What the exercise asks:
Count how many lines of the material contain the string "Lower", then give that number and nothing more.

A block of data:
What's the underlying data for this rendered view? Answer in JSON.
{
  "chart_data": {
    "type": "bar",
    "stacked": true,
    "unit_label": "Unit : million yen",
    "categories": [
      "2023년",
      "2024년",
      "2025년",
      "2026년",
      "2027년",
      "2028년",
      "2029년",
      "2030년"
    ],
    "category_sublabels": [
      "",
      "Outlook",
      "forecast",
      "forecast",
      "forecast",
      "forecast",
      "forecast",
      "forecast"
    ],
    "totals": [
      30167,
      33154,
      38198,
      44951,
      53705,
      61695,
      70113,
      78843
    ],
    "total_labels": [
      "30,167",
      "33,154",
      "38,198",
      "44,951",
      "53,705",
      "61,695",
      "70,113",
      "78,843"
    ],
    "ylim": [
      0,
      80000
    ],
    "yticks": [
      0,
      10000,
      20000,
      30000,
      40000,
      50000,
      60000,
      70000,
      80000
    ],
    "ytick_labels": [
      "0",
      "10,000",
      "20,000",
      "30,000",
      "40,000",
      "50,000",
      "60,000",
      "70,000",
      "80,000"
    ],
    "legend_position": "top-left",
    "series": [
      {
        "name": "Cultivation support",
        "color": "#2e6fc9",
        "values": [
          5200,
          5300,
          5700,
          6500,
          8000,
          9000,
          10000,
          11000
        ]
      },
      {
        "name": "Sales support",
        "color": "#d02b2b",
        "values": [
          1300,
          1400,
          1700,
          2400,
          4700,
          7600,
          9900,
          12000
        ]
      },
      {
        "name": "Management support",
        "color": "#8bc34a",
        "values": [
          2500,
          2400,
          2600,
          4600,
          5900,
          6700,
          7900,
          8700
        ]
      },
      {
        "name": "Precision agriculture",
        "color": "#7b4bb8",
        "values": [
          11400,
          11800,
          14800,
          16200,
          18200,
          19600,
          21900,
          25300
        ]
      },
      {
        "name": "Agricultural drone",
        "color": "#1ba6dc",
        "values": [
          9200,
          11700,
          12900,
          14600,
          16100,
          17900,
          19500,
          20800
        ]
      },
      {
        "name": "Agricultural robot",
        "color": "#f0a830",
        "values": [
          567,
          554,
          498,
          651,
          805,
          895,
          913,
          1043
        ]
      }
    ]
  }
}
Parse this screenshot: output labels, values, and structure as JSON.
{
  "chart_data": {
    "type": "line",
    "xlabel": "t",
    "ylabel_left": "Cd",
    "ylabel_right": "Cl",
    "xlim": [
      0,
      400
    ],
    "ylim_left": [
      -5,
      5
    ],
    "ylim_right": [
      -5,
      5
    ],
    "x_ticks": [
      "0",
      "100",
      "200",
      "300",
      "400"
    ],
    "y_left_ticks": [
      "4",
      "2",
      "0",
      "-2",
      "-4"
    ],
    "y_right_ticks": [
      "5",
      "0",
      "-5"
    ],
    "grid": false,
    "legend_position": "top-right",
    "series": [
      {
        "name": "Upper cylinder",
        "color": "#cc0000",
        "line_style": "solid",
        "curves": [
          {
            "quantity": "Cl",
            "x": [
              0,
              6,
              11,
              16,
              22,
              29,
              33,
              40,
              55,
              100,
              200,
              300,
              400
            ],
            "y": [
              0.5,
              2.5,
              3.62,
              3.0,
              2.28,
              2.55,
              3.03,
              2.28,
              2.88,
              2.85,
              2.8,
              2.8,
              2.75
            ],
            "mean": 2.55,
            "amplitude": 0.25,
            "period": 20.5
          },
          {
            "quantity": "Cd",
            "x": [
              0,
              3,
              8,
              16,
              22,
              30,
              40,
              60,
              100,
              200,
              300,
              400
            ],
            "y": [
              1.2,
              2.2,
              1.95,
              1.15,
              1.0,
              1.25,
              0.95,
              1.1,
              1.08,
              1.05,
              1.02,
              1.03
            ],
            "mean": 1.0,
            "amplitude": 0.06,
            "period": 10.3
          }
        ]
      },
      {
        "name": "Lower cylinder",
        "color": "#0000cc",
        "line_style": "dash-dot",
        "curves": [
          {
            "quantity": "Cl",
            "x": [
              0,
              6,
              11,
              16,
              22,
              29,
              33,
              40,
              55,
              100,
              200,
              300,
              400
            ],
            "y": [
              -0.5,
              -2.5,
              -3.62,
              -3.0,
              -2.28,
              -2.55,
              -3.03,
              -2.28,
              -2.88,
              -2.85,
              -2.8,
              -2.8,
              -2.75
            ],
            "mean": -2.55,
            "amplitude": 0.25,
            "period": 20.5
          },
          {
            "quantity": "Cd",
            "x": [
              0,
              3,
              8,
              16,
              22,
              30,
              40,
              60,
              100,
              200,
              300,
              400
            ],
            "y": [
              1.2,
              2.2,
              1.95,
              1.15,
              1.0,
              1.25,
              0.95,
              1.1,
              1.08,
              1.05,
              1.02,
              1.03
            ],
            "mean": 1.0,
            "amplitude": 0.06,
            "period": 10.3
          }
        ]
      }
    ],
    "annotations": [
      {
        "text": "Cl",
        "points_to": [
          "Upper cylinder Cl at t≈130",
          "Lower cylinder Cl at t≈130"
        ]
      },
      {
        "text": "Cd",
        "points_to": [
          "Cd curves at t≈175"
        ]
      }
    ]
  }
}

Solution to this problem:
2